(Dataset records)
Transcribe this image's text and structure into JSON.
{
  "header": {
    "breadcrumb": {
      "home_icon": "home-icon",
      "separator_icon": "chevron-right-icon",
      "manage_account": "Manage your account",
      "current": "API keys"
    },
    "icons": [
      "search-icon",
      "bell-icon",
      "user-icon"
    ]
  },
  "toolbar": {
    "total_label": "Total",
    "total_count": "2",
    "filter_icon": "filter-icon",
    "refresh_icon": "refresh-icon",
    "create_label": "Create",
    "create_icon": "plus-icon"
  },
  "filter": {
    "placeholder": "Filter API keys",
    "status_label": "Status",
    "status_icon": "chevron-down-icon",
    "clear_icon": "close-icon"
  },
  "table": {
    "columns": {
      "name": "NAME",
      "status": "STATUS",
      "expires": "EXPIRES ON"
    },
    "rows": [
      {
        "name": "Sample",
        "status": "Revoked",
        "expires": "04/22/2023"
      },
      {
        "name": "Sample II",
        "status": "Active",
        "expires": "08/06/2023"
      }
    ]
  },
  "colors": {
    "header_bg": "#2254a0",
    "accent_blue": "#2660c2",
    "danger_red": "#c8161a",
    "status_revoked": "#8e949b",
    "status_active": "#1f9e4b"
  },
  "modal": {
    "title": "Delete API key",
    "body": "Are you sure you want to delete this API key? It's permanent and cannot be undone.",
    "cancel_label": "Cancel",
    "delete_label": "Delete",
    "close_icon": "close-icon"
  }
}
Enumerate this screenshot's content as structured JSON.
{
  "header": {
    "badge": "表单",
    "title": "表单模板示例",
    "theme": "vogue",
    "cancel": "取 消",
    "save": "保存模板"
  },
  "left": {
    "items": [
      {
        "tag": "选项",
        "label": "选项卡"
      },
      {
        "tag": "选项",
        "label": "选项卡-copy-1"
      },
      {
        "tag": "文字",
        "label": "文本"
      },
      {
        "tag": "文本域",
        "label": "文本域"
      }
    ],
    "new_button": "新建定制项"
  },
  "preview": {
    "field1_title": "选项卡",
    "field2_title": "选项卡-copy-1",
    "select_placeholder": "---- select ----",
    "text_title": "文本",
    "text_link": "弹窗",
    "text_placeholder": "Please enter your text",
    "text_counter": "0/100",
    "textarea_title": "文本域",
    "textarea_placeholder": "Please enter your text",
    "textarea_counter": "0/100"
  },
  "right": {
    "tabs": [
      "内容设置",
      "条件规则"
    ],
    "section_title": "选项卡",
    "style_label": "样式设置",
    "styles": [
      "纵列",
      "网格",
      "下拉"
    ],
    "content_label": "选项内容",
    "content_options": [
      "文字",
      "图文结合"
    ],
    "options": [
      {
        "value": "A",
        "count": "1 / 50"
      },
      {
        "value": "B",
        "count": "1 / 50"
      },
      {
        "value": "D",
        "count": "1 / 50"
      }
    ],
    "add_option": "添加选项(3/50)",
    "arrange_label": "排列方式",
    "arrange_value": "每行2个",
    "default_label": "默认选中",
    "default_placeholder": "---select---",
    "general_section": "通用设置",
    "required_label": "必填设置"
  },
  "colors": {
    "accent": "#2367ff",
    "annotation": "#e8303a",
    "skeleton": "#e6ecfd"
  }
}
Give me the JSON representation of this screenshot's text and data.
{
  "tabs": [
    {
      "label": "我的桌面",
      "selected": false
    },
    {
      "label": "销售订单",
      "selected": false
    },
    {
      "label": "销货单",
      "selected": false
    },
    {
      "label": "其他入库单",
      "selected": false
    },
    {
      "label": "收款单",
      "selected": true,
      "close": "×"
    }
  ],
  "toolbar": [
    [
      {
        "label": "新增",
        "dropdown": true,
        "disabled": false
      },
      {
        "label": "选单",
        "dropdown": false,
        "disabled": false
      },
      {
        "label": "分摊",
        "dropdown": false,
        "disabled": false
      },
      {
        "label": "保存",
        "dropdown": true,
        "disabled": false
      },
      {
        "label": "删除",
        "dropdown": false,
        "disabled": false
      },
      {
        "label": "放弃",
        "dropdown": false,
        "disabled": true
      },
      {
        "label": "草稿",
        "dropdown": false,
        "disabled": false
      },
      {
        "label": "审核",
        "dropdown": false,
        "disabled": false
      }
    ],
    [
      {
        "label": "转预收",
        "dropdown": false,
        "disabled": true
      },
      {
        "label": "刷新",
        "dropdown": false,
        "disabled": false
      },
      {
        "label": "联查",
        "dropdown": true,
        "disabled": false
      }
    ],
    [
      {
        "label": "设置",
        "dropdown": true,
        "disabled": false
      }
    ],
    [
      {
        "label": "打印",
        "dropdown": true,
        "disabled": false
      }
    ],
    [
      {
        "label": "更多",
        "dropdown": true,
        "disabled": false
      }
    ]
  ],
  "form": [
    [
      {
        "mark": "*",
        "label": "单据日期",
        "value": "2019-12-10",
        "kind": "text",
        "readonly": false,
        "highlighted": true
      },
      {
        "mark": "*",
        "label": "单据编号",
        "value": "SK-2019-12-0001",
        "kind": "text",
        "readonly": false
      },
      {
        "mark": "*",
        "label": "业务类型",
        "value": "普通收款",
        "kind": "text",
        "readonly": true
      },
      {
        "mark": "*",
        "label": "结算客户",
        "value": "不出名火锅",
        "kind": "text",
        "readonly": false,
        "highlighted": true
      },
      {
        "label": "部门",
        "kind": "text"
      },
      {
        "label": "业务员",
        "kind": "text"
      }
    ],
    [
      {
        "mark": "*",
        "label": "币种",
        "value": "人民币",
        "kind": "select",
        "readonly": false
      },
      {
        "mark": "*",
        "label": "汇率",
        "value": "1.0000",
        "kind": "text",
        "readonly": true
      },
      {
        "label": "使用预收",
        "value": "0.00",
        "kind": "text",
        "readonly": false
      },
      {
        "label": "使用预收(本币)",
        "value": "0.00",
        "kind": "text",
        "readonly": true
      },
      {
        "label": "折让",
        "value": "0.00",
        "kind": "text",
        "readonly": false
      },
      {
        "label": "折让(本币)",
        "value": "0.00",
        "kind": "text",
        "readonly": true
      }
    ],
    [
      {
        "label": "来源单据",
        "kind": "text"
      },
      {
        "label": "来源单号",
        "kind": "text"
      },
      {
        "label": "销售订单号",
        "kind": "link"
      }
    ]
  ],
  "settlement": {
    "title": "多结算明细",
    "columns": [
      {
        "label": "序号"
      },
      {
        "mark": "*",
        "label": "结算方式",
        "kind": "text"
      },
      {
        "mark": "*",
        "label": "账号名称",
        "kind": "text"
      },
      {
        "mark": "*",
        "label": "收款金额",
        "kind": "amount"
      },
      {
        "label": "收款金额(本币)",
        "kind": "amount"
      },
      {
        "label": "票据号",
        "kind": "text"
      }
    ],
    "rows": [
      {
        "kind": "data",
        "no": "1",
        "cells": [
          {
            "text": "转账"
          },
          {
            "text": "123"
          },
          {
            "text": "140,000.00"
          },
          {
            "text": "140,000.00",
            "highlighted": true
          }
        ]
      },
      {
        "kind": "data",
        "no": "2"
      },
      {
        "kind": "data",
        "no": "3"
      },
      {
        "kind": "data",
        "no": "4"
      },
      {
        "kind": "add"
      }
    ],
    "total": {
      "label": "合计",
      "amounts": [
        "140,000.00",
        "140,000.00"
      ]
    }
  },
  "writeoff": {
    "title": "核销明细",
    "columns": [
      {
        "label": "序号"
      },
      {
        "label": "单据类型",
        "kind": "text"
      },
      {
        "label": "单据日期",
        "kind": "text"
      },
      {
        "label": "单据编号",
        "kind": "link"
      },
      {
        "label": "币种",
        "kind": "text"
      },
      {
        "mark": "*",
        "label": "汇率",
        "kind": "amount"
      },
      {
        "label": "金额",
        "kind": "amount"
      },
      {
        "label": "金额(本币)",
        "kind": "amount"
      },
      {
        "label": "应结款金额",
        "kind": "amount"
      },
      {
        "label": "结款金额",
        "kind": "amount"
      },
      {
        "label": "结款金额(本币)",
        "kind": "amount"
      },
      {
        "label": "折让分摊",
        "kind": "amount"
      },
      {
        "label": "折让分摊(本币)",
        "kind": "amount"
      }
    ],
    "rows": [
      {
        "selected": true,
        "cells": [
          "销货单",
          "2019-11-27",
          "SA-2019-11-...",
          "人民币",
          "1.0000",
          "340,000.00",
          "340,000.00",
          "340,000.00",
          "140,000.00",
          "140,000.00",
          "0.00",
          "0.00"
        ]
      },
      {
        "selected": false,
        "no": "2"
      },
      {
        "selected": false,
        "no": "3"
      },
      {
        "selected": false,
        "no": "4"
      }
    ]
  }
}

Problem statement
Gather every line from the entries above where the word "this" appears, and copy them.

Written response
Transcribe this image's text and structure into JSON.
    "body": "Are you sure you want to delete this API key? It's permanent and cannot be undone.",
Enumerate this screenshot's content as structured JSON.
Give me the JSON representation of this screenshot's text and data.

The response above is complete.